### STATED GOAL A
Based on the news report on Leslie Redmond, state whether each statement agrees with it, answering yes or no and quoting the deciding words: (i) Redmond leads the Minneapolis NAACP; (ii) Redmond is 26 years old; (iii) the protesters gathered on the lawn of a Kentucky prosecutor.

### TEXT BLOCK
....................
MINNEAPOLIS (WCCO) -- On Friday afternoon, a Kentucky prosecutor decided to drop a felony charge against a young Minneapolis attorney and civil rights leader.

Leslie Redmond is the president of the Minneapolis NAACP.  She went to Kentucky to protest the death of Breonna Taylor, who was killed by police in Louisville on March 13th.

As she explained to WCCO, while in Kentucky, Redmond experienced something she never had before.

"I didn't want to make the trip to Kentucky, I felt like I had to make the trip to Kentucky," she said after she returned.

A 26-year-old Breonna Taylor was in her Louisville home when police shot her while serving a warrant.

For Redmond, who is 28, this was personal.

"I thought about how my own Mom would feel if I were murdered in my own home," she said.

So she traveled south to join several dozen protestors on the lawn of a Kentucky prosecutor to ask for the officers to be held accountable.
....................
### STATED GOAL B
Convert the rows into a JSON list of strings, one string per line and with blank lines omitted. Begin at the start of the rows and continue through the line containing "The pulley 2 is at (96, 526).", leaving the pictures out.

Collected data
....................
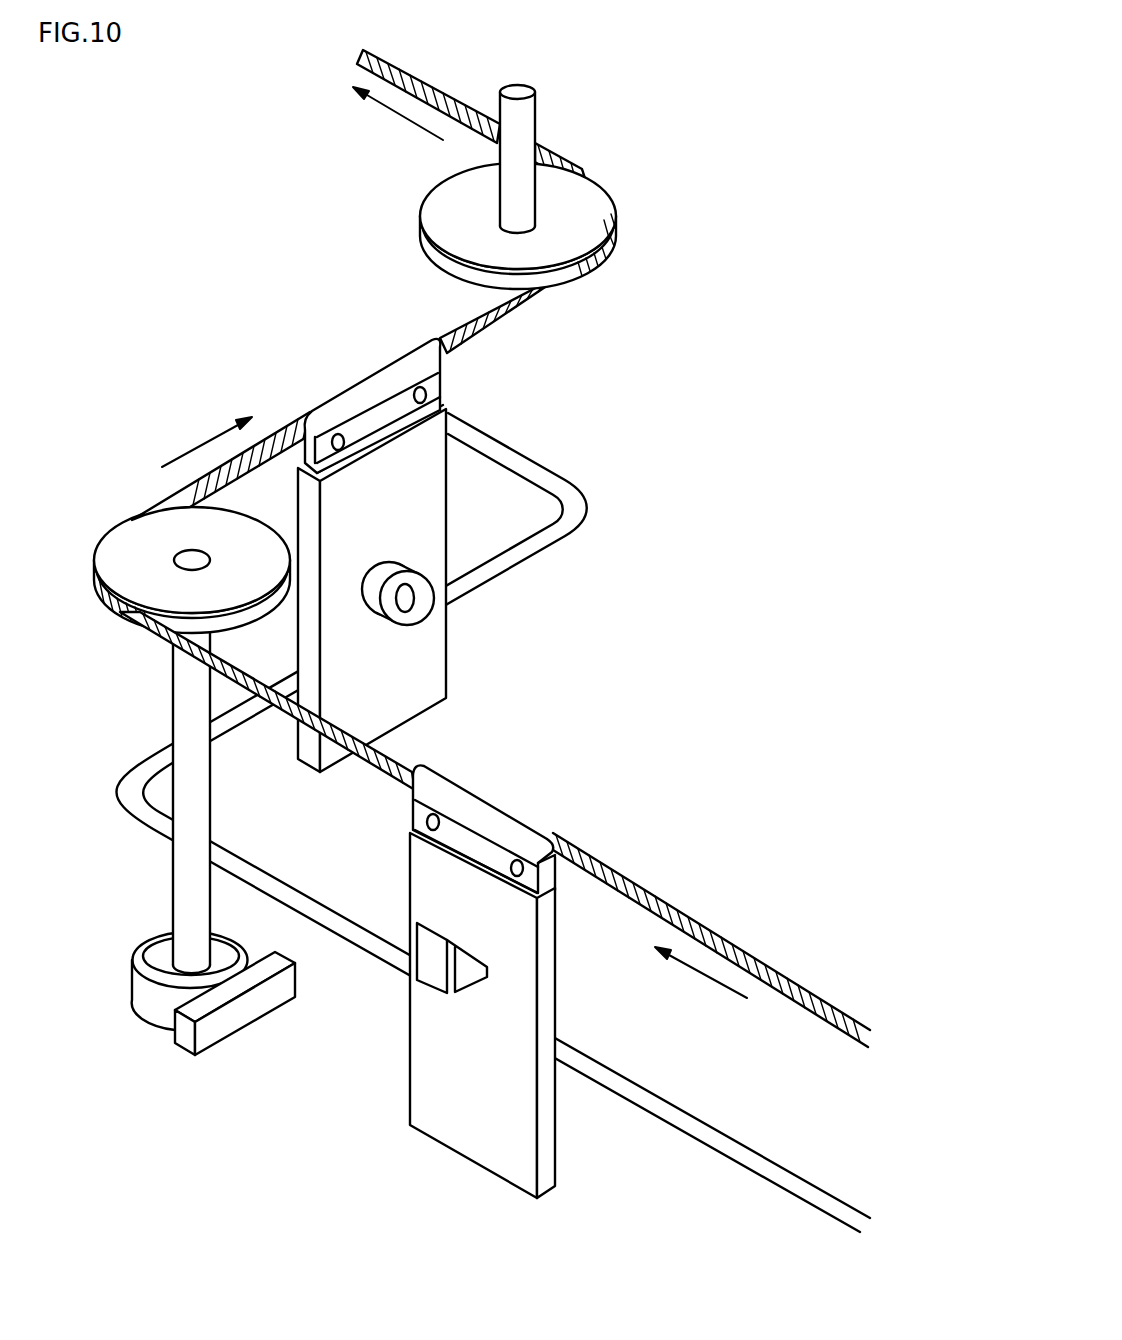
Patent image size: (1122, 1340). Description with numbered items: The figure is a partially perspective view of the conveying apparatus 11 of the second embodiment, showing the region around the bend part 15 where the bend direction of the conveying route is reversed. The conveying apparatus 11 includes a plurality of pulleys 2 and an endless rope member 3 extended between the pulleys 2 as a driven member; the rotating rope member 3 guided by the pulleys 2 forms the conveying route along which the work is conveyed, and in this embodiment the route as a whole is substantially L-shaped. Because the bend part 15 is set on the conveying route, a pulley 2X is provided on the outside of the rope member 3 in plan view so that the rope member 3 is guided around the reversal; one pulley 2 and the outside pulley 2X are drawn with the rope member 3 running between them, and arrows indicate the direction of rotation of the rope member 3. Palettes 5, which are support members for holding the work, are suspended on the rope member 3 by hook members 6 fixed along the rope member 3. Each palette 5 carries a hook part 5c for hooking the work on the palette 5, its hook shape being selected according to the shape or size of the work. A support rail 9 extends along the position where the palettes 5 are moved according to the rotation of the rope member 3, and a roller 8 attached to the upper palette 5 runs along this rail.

The pulley 2 is at (96, 526).
The pulley 2X is at (637, 200).
The rope member 3 is at (646, 900).
The palette 5 is at (456, 657).
The hook part 5c is at (432, 926).
The hook member 6 is at (365, 375).
The roller 8 is at (420, 583).
The support rail 9 is at (727, 1143).
The conveying apparatus 11 is at (768, 421).
The bend part 15 is at (305, 262).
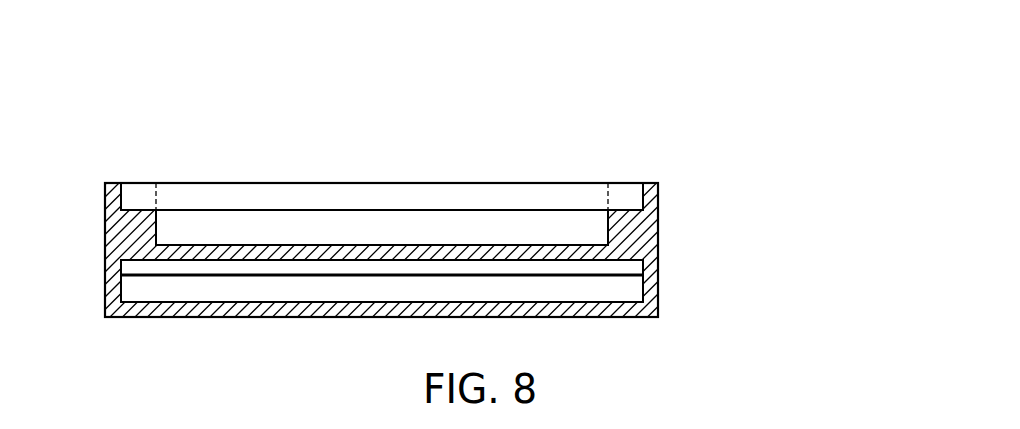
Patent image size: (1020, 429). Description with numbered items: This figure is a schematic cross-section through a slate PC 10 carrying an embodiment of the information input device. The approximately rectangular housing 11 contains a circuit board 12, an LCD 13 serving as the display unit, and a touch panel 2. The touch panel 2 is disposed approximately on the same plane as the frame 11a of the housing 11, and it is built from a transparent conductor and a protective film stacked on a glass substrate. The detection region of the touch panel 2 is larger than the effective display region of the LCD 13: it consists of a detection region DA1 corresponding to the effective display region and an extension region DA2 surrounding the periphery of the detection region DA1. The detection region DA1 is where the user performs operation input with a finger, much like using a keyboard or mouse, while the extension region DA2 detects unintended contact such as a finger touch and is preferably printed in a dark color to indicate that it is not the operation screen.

The slate PC 10 is at (439, 186).
The touch panel 2 is at (632, 197).
The LCD 13 is at (598, 227).
The housing 11 is at (645, 252).
The circuit board 12 is at (633, 288).
The frame 11a is at (114, 190).
The detection region DA1 is at (328, 193).
The extension region DA2 is at (142, 190).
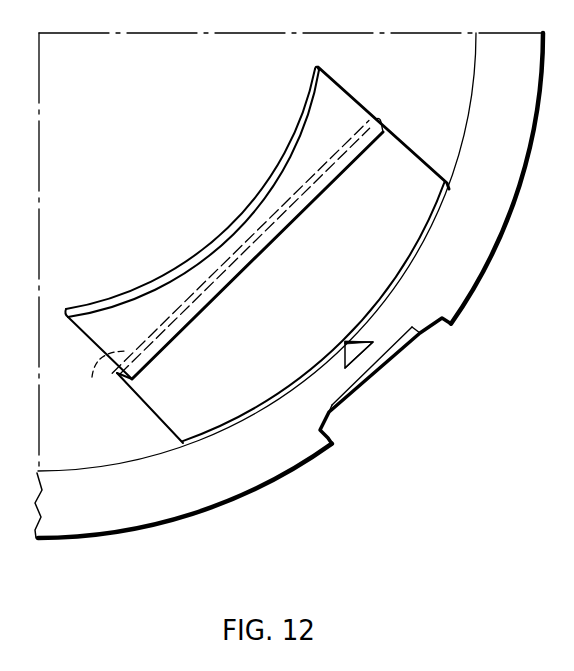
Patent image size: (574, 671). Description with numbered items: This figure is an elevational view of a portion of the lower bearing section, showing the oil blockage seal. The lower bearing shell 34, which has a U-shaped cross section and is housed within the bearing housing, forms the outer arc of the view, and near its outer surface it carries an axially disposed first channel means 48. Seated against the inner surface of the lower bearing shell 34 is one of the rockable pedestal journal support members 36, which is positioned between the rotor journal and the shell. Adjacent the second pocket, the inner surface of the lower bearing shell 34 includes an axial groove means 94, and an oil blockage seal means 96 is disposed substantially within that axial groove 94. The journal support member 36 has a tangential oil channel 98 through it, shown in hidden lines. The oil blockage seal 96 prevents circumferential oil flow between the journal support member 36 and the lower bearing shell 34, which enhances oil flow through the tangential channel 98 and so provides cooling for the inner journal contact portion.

The lower bearing shell 34 is at (235, 499).
The rockable pedestal journal support member 36 is at (400, 138).
The first channel means 48 is at (333, 441).
The axial groove means 94 is at (372, 338).
The oil blockage seal means 96 is at (345, 358).
The tangential oil channel 98 is at (104, 377).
....................
### FINISHED ANSWER A
(i) Yes: "Leslie Redmond is the president of the Minneapolis NAACP."
(ii) No: "For Redmond, who is 28, this was personal."
(iii) Yes: "join several dozen protestors on the lawn of a Kentucky prosecutor"

### FINISHED ANSWER B
[
  "Patent image size: (1122, 1340). Description with numbered items: The figure is a partially perspective view of the conveying apparatus 11 of the second embodiment, showing the region around the bend part 15 where the bend direction of the conveying route is reversed. The conveying apparatus 11 includes a plurality of pulleys 2 and an endless rope member 3 extended between the pulleys 2 as a driven member; the rotating rope member 3 guided by the pulleys 2 forms the conveying route along which the work is conveyed, and in this embodiment the route as a whole is substantially L-shaped. Because the bend part 15 is set on the conveying route, a pulley 2X is provided on the outside of the rope member 3 in plan view so that the rope member 3 is guided around the reversal; one pulley 2 and the outside pulley 2X are drawn with the rope member 3 running between them, and arrows indicate the direction of rotation of the rope member 3. Palettes 5, which are support members for holding the work, are suspended on the rope member 3 by hook members 6 fixed along the rope member 3. Each palette 5 carries a hook part 5c for hooking the work on the palette 5, its hook shape being selected according to the shape or size of the work. A support rail 9 extends along the position where the palettes 5 are moved according to the rotation of the rope member 3, and a roller 8 attached to the upper palette 5 runs along this rail.",
  "The pulley 2 is at (96, 526)."
]